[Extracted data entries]

------------------------------------------------------------

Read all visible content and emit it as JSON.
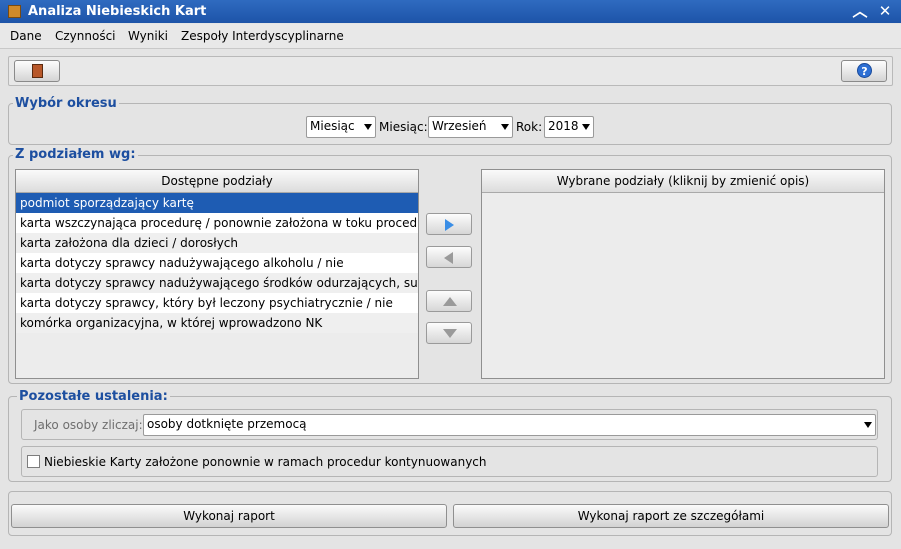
{
  "window": {
    "title": "Analiza Niebieskich Kart",
    "minimize_glyph": "︿",
    "close_glyph": "✕"
  },
  "menu": [
    "Dane",
    "Czynności",
    "Wyniki",
    "Zespoły Interdyscyplinarne"
  ],
  "toolbar": {
    "exit_icon": "door-exit-icon",
    "help_icon": "help-icon"
  },
  "period": {
    "title": "Wybór okresu",
    "type_value": "Miesiąc",
    "month_label": "Miesiąc:",
    "month_value": "Wrzesień",
    "year_label": "Rok:",
    "year_value": "2018"
  },
  "split": {
    "title": "Z podziałem wg:",
    "available_header": "Dostępne podziały",
    "selected_header": "Wybrane podziały (kliknij by zmienić opis)",
    "available_items": [
      "podmiot sporządzający kartę",
      "karta wszczynająca procedurę / ponownie założona w toku proced...",
      "karta założona dla dzieci / dorosłych",
      "karta dotyczy sprawcy nadużywającego alkoholu / nie",
      "karta dotyczy sprawcy nadużywającego środków odurzających, su...",
      "karta dotyczy sprawcy, który był leczony psychiatrycznie / nie",
      "komórka organizacyjna, w której wprowadzono NK"
    ],
    "selected_index": 0
  },
  "other": {
    "title": "Pozostałe ustalenia:",
    "count_as_label": "Jako osoby zliczaj:",
    "count_as_value": "osoby dotknięte przemocą",
    "continued_checkbox_label": "Niebieskie Karty założone ponownie w ramach procedur kontynuowanych",
    "continued_checked": false
  },
  "actions": {
    "run_report": "Wykonaj raport",
    "run_report_details": "Wykonaj raport ze szczegółami"
  },
  "colors": {
    "title_bar": "#1d54a8",
    "group_title": "#1d4fa0",
    "selection": "#1e5cb3"
  }
}
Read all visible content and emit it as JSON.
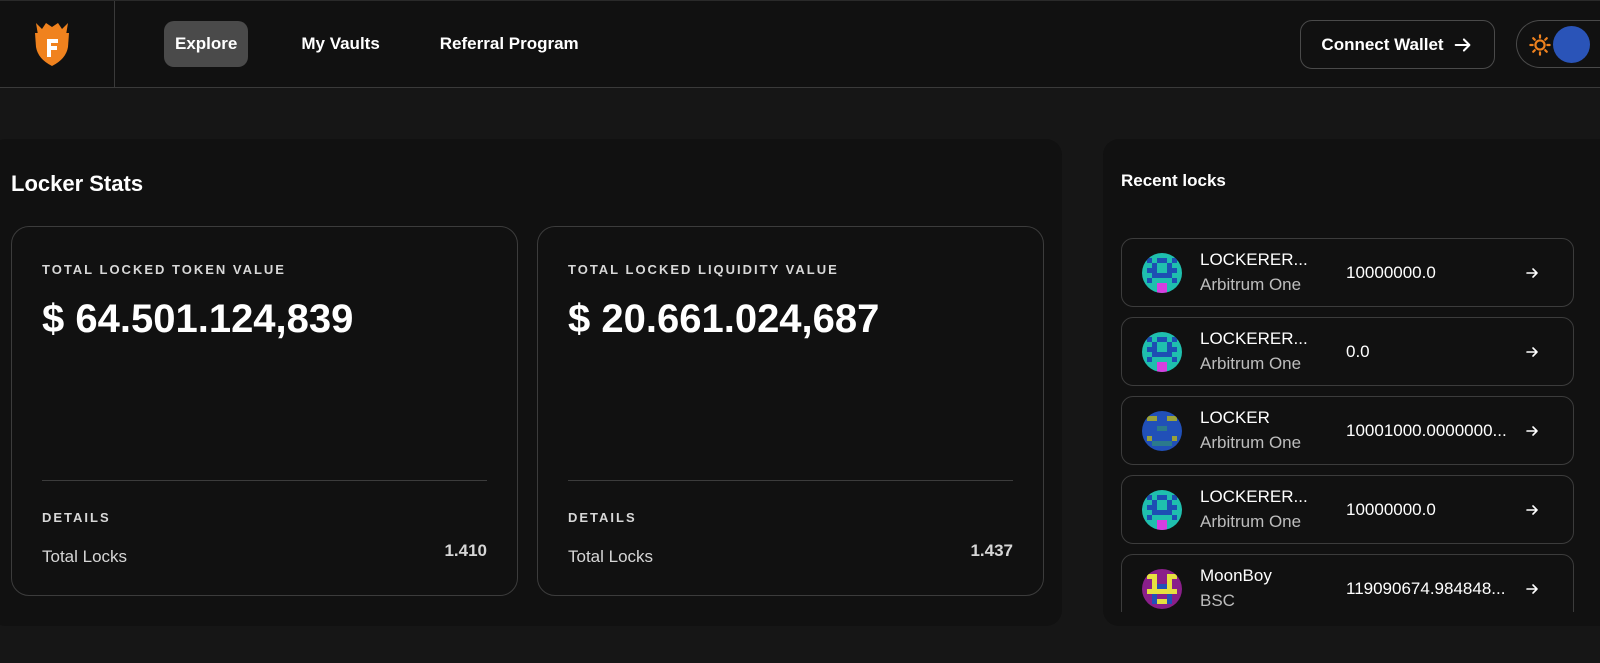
{
  "nav": {
    "items": [
      {
        "label": "Explore",
        "active": true
      },
      {
        "label": "My Vaults",
        "active": false
      },
      {
        "label": "Referral Program",
        "active": false
      }
    ],
    "connect_label": "Connect Wallet",
    "theme": "dark"
  },
  "colors": {
    "accent_orange": "#f0821e",
    "toggle_blue": "#2a54b8",
    "background": "#161616",
    "panel": "#111111"
  },
  "stats": {
    "title": "Locker Stats",
    "cards": [
      {
        "label": "TOTAL LOCKED TOKEN VALUE",
        "value": "$ 64.501.124,839",
        "details_label": "DETAILS",
        "row_label": "Total Locks",
        "row_value": "1.410"
      },
      {
        "label": "TOTAL LOCKED LIQUIDITY VALUE",
        "value": "$ 20.661.024,687",
        "details_label": "DETAILS",
        "row_label": "Total Locks",
        "row_value": "1.437"
      }
    ]
  },
  "recent": {
    "title": "Recent locks",
    "items": [
      {
        "name": "LOCKERER...",
        "chain": "Arbitrum One",
        "amount": "10000000.0",
        "avatar": "pixel-green"
      },
      {
        "name": "LOCKERER...",
        "chain": "Arbitrum One",
        "amount": "0.0",
        "avatar": "pixel-green"
      },
      {
        "name": "LOCKER",
        "chain": "Arbitrum One",
        "amount": "10001000.0000000...",
        "avatar": "pixel-blue"
      },
      {
        "name": "LOCKERER...",
        "chain": "Arbitrum One",
        "amount": "10000000.0",
        "avatar": "pixel-green"
      },
      {
        "name": "MoonBoy",
        "chain": "BSC",
        "amount": "119090674.984848...",
        "avatar": "pixel-yellow"
      }
    ]
  }
}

------------------------------------------------------------

Copy every record above exactly, leaving out the pictures.

Read all visible content and emit it as JSON.
{
  "window": {
    "title": "Analiza Niebieskich Kart",
    "minimize_glyph": "︿",
    "close_glyph": "✕"
  },
  "menu": [
    "Dane",
    "Czynności",
    "Wyniki",
    "Zespoły Interdyscyplinarne"
  ],
  "toolbar": {
    "exit_icon": "door-exit-icon",
    "help_icon": "help-icon"
  },
  "period": {
    "title": "Wybór okresu",
    "type_value": "Miesiąc",
    "month_label": "Miesiąc:",
    "month_value": "Wrzesień",
    "year_label": "Rok:",
    "year_value": "2018"
  },
  "split": {
    "title": "Z podziałem wg:",
    "available_header": "Dostępne podziały",
    "selected_header": "Wybrane podziały (kliknij by zmienić opis)",
    "available_items": [
      "podmiot sporządzający kartę",
      "karta wszczynająca procedurę / ponownie założona w toku proced...",
      "karta założona dla dzieci / dorosłych",
      "karta dotyczy sprawcy nadużywającego alkoholu / nie",
      "karta dotyczy sprawcy nadużywającego środków odurzających, su...",
      "karta dotyczy sprawcy, który był leczony psychiatrycznie / nie",
      "komórka organizacyjna, w której wprowadzono NK"
    ],
    "selected_index": 0
  },
  "other": {
    "title": "Pozostałe ustalenia:",
    "count_as_label": "Jako osoby zliczaj:",
    "count_as_value": "osoby dotknięte przemocą",
    "continued_checkbox_label": "Niebieskie Karty założone ponownie w ramach procedur kontynuowanych",
    "continued_checked": false
  },
  "actions": {
    "run_report": "Wykonaj raport",
    "run_report_details": "Wykonaj raport ze szczegółami"
  },
  "colors": {
    "title_bar": "#1d54a8",
    "group_title": "#1d4fa0",
    "selection": "#1e5cb3"
  }
}
Read all visible content and emit it as JSON.
{
  "nav": {
    "items": [
      {
        "label": "Explore",
        "active": true
      },
      {
        "label": "My Vaults",
        "active": false
      },
      {
        "label": "Referral Program",
        "active": false
      }
    ],
    "connect_label": "Connect Wallet",
    "theme": "dark"
  },
  "colors": {
    "accent_orange": "#f0821e",
    "toggle_blue": "#2a54b8",
    "background": "#161616",
    "panel": "#111111"
  },
  "stats": {
    "title": "Locker Stats",
    "cards": [
      {
        "label": "TOTAL LOCKED TOKEN VALUE",
        "value": "$ 64.501.124,839",
        "details_label": "DETAILS",
        "row_label": "Total Locks",
        "row_value": "1.410"
      },
      {
        "label": "TOTAL LOCKED LIQUIDITY VALUE",
        "value": "$ 20.661.024,687",
        "details_label": "DETAILS",
        "row_label": "Total Locks",
        "row_value": "1.437"
      }
    ]
  },
  "recent": {
    "title": "Recent locks",
    "items": [
      {
        "name": "LOCKERER...",
        "chain": "Arbitrum One",
        "amount": "10000000.0",
        "avatar": "pixel-green"
      },
      {
        "name": "LOCKERER...",
        "chain": "Arbitrum One",
        "amount": "0.0",
        "avatar": "pixel-green"
      },
      {
        "name": "LOCKER",
        "chain": "Arbitrum One",
        "amount": "10001000.0000000...",
        "avatar": "pixel-blue"
      },
      {
        "name": "LOCKERER...",
        "chain": "Arbitrum One",
        "amount": "10000000.0",
        "avatar": "pixel-green"
      },
      {
        "name": "MoonBoy",
        "chain": "BSC",
        "amount": "119090674.984848...",
        "avatar": "pixel-yellow"
      }
    ]
  }
}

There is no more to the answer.